#### What to work on
Keep only those lines of the records that include the string "voltage".

#### Stored records
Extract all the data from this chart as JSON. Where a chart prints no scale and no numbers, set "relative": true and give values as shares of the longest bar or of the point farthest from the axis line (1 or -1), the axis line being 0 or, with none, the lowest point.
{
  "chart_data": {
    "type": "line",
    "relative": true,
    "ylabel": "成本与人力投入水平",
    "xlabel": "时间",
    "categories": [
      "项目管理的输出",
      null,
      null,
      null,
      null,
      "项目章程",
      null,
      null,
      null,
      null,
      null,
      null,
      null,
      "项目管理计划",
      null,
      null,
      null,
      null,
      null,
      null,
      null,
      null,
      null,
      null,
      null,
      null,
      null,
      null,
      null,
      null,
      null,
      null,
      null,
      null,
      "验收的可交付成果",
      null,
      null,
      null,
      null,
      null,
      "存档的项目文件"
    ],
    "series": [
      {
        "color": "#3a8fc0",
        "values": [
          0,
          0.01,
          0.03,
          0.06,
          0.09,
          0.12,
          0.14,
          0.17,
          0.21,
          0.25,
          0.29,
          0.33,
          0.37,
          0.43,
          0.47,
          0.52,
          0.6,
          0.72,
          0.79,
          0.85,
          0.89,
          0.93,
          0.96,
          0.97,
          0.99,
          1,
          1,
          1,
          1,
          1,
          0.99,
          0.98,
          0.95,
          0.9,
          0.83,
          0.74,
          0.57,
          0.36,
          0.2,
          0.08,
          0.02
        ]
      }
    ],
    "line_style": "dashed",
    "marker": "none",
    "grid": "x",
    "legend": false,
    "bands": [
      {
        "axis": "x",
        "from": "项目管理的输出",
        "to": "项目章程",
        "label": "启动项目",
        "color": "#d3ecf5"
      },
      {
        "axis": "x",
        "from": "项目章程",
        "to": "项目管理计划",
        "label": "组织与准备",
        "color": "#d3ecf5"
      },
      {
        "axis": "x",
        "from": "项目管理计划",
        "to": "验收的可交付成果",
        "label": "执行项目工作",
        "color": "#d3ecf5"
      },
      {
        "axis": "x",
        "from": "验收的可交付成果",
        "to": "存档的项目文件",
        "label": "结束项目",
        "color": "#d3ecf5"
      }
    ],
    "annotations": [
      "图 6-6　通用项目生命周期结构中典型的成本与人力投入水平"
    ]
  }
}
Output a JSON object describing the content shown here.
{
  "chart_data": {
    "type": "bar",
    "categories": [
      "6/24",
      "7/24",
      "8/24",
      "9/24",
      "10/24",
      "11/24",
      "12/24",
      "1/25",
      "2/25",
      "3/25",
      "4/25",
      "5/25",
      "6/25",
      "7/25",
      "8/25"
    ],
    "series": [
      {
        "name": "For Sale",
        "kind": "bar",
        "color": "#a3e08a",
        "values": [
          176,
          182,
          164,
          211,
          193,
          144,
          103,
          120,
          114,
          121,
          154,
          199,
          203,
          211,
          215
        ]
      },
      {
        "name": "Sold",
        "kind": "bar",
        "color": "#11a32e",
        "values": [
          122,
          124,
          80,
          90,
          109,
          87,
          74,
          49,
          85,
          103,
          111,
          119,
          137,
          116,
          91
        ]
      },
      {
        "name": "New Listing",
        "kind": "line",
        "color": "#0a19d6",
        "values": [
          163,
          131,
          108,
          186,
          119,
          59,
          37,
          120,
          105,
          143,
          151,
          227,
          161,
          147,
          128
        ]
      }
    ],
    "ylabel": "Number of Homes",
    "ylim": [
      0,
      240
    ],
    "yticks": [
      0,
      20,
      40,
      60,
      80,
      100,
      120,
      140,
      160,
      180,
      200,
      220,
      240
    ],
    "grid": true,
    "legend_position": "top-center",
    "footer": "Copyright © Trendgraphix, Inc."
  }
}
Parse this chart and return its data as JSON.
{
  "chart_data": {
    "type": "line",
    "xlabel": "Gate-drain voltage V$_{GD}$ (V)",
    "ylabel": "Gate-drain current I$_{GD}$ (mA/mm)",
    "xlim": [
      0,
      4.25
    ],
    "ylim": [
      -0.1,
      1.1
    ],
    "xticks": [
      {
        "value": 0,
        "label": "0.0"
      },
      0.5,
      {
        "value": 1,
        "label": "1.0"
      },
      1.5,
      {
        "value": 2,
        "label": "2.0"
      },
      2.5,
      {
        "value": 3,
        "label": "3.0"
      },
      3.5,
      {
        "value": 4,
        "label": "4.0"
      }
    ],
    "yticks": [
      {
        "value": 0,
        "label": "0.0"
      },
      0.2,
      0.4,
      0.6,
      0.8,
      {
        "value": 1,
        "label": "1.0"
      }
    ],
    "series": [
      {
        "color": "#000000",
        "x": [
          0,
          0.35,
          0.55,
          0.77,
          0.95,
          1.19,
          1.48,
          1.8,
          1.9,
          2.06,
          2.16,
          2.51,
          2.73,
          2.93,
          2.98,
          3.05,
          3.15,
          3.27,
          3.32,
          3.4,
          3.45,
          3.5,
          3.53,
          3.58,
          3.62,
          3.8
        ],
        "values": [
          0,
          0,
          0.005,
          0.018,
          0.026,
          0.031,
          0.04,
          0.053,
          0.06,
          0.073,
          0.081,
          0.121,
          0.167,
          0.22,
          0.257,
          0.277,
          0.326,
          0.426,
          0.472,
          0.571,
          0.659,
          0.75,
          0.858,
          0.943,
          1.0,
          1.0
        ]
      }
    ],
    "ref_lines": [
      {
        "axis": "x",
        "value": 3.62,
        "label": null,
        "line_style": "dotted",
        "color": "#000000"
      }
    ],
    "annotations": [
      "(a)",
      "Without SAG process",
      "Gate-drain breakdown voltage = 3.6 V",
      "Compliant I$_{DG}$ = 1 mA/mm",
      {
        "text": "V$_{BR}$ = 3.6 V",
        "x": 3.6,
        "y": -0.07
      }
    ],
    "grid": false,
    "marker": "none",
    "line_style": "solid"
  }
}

#### Written solution
    "xlabel": "Gate-drain voltage V$_{GD}$ (V)",
      "Gate-drain breakdown voltage = 3.6 V",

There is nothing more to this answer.